## WHAT IS BEING ASKED
For the records that follow, return only the count of lines containing the string "exergonic".
Segment Open
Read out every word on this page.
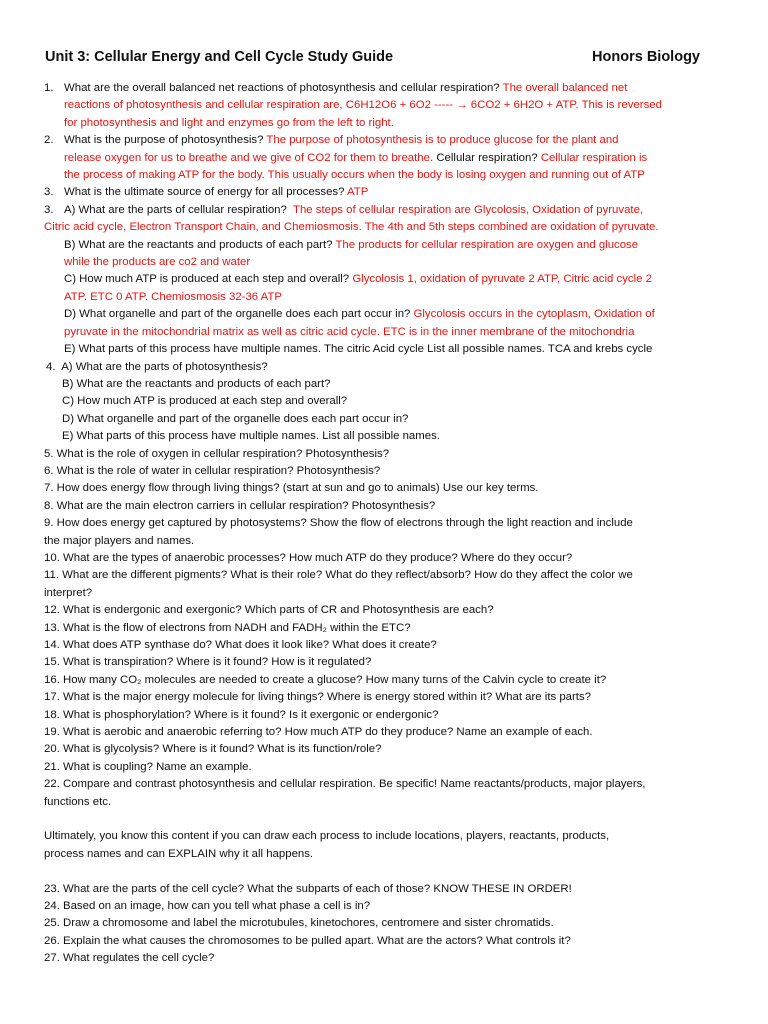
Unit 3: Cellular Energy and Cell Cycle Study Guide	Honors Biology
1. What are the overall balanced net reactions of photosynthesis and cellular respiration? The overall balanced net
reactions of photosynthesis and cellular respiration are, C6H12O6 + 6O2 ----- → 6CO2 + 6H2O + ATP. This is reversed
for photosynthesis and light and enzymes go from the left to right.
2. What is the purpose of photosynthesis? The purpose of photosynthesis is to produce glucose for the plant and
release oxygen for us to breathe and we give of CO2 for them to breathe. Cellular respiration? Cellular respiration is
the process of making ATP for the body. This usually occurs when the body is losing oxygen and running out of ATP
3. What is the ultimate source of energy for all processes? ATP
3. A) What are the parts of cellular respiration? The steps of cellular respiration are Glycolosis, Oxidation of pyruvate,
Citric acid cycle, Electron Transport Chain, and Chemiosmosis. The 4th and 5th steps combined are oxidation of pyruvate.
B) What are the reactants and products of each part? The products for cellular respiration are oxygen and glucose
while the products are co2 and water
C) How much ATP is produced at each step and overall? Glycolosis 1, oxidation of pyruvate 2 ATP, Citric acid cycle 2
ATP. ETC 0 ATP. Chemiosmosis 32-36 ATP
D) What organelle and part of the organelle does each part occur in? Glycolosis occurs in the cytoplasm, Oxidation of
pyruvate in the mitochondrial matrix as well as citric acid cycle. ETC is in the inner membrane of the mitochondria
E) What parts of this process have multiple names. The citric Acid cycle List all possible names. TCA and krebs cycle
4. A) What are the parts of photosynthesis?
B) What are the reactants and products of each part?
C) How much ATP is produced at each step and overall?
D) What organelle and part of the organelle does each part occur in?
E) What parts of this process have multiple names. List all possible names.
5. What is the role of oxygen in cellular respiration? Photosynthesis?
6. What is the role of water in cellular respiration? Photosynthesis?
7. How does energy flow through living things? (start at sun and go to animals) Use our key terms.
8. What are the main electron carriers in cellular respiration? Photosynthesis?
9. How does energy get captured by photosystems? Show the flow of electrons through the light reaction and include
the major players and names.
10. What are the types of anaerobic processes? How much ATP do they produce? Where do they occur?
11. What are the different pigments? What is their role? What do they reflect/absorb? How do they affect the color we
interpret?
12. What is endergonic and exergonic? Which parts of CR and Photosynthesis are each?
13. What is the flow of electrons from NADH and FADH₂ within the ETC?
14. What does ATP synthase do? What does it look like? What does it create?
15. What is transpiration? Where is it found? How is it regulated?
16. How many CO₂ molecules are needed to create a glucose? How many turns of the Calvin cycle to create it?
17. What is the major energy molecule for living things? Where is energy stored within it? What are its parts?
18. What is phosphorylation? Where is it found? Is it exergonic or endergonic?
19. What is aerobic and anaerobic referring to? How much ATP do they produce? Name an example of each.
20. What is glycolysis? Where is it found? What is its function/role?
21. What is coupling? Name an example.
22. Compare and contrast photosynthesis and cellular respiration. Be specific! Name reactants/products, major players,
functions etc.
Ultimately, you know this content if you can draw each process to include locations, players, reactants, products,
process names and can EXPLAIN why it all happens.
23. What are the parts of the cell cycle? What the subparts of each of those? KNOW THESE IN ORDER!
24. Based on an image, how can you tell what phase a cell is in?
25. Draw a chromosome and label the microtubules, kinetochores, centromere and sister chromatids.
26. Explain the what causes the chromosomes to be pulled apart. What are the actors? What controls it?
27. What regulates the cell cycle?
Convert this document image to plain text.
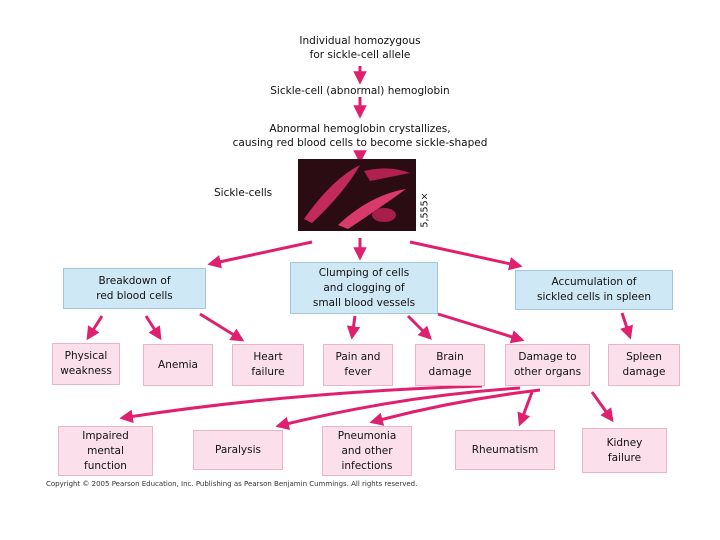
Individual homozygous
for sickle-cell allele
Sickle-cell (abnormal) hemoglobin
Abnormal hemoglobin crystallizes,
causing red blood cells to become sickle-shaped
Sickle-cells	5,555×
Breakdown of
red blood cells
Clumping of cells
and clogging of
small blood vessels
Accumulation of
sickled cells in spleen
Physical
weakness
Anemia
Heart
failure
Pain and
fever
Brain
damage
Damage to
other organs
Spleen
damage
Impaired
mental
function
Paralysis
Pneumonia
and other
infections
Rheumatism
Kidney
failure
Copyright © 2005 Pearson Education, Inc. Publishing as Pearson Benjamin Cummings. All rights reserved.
Segment Closed
Segment Open
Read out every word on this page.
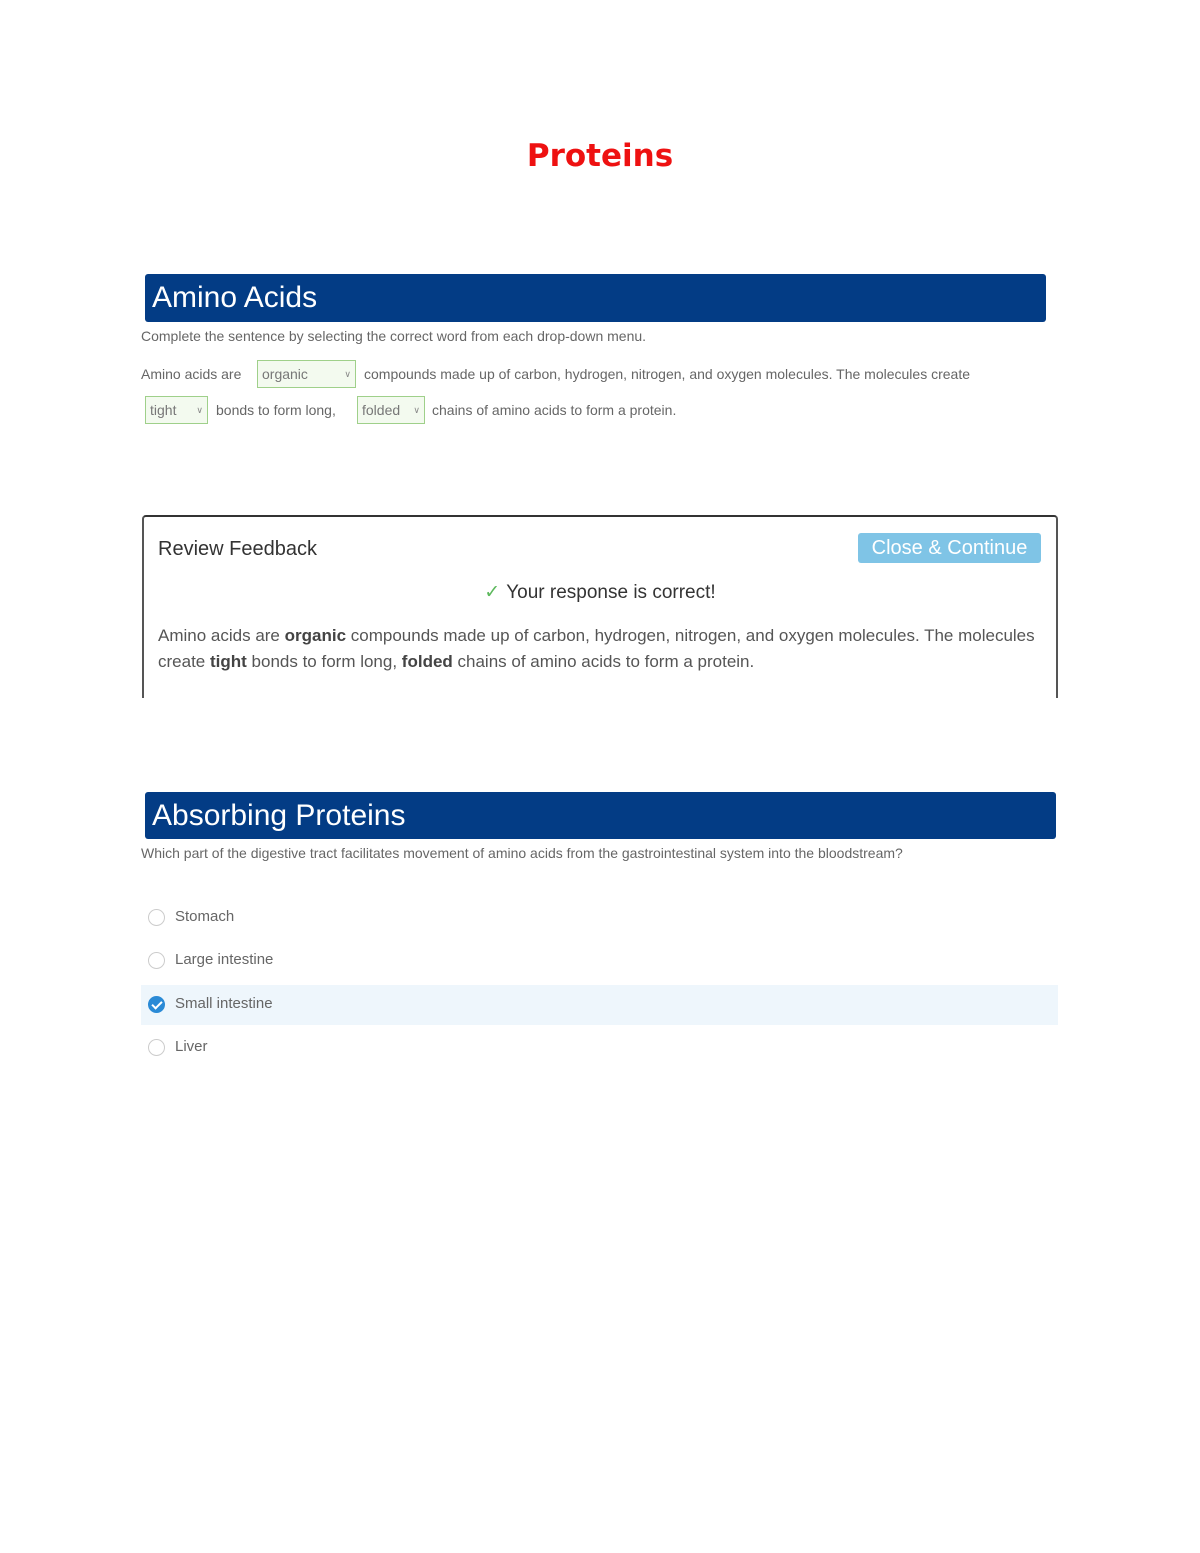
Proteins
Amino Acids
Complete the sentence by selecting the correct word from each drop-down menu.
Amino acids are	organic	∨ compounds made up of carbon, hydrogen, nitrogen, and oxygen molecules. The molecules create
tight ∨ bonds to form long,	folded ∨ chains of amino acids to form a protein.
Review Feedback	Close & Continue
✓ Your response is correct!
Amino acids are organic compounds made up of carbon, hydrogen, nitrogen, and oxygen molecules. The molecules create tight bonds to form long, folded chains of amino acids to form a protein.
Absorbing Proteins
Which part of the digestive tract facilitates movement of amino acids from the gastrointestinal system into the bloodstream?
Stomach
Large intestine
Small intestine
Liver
Segment Closed
## ANSWER BOX
2